▸ **Stored records**:
────────
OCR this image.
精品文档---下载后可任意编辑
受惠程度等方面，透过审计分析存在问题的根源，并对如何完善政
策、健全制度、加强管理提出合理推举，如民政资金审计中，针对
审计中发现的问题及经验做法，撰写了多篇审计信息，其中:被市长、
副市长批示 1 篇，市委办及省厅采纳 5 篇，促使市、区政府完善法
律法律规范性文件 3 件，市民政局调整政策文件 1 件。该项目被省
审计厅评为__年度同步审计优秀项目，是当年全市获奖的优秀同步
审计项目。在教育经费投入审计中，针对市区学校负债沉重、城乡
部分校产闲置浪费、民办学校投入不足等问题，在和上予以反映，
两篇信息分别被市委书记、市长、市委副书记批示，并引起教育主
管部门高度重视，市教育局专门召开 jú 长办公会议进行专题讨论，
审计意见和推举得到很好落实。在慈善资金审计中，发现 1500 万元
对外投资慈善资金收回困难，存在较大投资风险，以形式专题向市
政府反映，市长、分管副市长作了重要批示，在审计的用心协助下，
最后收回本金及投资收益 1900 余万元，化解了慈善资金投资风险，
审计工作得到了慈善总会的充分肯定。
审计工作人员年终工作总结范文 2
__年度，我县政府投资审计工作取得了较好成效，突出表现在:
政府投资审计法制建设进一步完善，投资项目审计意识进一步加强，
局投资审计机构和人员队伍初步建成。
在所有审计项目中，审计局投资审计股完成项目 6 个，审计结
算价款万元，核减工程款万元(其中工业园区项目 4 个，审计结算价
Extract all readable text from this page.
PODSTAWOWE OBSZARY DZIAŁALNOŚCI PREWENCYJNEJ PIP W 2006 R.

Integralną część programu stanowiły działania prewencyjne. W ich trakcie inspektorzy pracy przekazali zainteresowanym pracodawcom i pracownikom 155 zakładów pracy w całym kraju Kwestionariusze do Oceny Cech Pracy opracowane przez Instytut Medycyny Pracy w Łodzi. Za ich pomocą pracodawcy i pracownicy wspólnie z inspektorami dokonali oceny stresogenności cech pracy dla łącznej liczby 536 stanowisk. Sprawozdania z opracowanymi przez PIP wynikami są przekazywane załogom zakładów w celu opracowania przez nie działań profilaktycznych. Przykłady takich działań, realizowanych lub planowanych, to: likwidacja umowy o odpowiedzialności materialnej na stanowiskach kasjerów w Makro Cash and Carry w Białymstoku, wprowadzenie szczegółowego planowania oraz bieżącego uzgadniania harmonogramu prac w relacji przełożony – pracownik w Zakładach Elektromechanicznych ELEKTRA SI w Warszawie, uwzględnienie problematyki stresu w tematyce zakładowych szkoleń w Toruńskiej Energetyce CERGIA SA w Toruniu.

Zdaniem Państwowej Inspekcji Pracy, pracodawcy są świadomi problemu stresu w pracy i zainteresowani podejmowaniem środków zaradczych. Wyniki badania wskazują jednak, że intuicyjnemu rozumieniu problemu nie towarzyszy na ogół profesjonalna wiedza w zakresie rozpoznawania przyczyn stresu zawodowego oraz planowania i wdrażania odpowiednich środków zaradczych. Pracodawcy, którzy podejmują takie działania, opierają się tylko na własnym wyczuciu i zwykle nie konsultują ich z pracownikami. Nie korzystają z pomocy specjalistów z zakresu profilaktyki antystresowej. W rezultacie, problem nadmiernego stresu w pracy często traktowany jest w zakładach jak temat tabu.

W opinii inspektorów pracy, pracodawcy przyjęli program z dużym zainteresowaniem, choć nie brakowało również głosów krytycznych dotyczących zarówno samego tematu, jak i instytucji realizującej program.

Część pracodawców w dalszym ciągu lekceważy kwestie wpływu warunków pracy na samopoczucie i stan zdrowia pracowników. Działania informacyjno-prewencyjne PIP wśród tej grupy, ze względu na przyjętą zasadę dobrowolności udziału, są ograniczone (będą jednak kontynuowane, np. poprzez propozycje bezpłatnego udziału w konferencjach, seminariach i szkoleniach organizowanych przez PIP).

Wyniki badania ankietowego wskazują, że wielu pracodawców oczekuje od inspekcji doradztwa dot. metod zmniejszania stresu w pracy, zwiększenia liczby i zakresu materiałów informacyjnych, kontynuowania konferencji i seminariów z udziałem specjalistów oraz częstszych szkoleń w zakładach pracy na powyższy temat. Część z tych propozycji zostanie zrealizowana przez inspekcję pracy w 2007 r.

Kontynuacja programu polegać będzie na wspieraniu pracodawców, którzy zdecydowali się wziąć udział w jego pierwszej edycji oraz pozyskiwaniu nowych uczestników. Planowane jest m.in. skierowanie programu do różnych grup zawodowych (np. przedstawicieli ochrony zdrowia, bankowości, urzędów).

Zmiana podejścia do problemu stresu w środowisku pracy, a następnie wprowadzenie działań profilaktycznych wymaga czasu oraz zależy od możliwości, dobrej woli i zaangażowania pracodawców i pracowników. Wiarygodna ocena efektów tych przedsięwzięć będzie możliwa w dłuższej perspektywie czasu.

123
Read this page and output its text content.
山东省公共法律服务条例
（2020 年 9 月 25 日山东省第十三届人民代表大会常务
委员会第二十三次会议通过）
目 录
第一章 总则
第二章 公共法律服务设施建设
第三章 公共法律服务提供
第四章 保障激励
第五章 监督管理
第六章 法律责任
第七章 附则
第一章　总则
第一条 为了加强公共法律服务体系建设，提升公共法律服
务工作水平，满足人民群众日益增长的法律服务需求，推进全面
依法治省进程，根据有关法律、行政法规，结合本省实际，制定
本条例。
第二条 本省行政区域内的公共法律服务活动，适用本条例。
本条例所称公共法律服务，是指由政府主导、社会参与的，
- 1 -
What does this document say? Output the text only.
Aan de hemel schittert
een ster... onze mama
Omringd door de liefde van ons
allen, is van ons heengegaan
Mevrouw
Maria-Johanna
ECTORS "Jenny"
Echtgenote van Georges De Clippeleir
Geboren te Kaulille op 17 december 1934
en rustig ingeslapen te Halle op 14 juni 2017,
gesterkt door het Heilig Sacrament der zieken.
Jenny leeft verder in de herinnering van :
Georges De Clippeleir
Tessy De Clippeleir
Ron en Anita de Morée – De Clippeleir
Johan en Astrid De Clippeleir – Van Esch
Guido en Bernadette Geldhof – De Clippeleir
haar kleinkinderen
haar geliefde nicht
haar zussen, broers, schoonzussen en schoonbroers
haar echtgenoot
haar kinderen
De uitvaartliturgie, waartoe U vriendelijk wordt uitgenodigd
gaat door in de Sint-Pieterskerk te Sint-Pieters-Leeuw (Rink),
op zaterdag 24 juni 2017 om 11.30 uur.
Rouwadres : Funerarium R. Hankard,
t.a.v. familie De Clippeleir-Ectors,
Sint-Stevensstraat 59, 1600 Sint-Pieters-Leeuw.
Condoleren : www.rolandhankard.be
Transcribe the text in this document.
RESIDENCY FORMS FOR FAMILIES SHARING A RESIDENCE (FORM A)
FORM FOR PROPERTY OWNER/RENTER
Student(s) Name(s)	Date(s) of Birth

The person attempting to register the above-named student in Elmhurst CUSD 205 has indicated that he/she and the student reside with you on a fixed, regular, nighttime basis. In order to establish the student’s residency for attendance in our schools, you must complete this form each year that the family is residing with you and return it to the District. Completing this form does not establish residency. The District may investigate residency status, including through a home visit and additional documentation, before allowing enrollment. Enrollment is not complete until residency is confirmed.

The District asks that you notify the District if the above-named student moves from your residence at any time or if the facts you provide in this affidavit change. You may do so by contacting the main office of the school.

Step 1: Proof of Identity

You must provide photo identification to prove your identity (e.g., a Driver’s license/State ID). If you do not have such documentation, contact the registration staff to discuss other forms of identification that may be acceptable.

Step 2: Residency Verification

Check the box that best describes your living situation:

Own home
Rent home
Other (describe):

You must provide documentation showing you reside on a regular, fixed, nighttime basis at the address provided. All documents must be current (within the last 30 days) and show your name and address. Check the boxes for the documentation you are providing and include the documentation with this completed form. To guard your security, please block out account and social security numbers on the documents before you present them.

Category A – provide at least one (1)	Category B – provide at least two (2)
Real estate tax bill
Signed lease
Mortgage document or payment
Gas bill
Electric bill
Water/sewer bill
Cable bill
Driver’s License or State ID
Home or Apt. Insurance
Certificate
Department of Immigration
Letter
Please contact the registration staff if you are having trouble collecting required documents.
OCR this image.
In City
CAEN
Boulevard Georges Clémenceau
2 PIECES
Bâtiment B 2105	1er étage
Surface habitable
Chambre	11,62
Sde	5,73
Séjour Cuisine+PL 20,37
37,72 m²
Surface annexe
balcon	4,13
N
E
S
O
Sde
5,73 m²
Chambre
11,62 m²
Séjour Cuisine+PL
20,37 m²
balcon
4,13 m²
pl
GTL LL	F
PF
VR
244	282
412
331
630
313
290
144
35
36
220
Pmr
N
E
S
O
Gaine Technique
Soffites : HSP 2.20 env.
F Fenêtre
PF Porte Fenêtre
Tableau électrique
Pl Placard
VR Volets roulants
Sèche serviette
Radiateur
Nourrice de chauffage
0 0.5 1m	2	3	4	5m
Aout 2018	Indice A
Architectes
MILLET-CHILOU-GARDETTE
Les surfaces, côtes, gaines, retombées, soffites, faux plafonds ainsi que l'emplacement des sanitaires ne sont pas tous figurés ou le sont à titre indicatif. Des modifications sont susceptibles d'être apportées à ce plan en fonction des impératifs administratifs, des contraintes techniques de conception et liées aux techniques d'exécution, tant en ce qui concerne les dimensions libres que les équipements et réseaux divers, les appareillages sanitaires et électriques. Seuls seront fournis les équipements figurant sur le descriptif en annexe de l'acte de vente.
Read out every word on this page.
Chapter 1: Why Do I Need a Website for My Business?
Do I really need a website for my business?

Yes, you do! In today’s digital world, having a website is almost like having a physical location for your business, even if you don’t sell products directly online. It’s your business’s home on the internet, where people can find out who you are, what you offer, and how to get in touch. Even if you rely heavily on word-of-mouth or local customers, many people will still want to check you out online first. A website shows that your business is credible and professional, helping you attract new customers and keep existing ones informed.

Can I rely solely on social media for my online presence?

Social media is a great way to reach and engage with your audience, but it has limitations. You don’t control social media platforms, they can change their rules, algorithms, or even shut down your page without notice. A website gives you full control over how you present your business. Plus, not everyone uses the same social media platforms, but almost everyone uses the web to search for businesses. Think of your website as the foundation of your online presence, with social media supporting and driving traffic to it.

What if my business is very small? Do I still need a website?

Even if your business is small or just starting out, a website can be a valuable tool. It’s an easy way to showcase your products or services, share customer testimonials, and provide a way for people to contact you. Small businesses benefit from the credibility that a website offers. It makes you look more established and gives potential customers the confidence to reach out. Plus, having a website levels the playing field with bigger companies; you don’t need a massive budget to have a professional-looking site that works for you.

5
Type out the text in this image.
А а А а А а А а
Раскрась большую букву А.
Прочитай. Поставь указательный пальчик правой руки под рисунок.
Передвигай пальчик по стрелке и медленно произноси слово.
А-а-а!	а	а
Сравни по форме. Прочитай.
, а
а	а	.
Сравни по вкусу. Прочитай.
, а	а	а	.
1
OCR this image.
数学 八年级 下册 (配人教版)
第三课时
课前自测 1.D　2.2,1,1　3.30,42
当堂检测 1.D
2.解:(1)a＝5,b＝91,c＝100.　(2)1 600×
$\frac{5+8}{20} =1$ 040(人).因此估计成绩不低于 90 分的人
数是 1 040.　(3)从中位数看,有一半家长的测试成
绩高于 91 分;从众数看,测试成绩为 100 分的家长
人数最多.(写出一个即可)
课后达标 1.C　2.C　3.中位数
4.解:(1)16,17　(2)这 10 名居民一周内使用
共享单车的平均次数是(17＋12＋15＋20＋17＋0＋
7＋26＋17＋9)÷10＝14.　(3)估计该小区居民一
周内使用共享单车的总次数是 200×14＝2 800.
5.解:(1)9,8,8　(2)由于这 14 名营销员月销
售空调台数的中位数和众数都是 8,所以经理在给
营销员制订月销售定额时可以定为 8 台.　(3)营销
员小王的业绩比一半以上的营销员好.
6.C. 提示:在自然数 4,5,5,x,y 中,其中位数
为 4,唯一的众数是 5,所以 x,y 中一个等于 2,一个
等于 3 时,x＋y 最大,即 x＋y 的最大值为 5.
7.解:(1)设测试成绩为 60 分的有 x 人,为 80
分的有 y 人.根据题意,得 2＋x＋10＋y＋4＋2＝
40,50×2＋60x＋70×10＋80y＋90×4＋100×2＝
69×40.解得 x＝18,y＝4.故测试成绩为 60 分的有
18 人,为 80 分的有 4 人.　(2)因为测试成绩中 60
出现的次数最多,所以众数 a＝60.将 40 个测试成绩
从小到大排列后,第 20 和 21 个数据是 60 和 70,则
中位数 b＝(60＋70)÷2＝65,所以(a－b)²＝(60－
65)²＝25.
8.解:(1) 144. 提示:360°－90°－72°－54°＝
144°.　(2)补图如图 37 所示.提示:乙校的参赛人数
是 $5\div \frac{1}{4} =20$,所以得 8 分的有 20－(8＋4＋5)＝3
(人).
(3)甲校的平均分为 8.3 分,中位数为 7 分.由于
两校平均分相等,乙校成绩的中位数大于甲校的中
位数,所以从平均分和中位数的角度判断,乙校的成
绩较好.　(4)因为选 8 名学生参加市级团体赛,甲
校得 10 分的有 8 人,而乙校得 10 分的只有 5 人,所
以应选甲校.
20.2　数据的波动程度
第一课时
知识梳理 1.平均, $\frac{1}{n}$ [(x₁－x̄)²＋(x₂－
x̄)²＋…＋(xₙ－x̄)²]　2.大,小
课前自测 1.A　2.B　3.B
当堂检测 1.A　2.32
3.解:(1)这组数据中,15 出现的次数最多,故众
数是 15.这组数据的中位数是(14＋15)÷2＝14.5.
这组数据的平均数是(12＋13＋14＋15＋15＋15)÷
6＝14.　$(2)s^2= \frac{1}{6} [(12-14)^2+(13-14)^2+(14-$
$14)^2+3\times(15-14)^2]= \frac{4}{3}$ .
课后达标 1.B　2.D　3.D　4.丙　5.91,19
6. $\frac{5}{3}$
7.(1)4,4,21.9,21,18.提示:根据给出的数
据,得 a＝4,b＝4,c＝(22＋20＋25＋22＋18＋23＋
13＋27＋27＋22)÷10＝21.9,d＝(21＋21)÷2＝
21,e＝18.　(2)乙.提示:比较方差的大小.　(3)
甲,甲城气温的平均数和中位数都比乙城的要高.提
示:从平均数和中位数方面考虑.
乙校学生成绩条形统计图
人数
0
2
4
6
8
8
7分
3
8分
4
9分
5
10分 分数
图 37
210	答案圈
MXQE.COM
────────
Where a line above contains the word "businesses", copy that line.

▸ **Answer to the task**:
Social media is a great way to reach and engage with your audience, but it has limitations. You don’t control social media platforms, they can change their rules, algorithms, or even shut down your page without notice. A website gives you full control over how you present your business. Plus, not everyone uses the same social media platforms, but almost everyone uses the web to search for businesses. Think of your website as the foundation of your online presence, with social media supporting and driving traffic to it.
Even if your business is small or just starting out, a website can be a valuable tool. It’s an easy way to showcase your products or services, share customer testimonials, and provide a way for people to contact you. Small businesses benefit from the credibility that a website offers. It makes you look more established and gives potential customers the confidence to reach out. Plus, having a website levels the playing field with bigger companies; you don’t need a massive budget to have a professional-looking site that works for you.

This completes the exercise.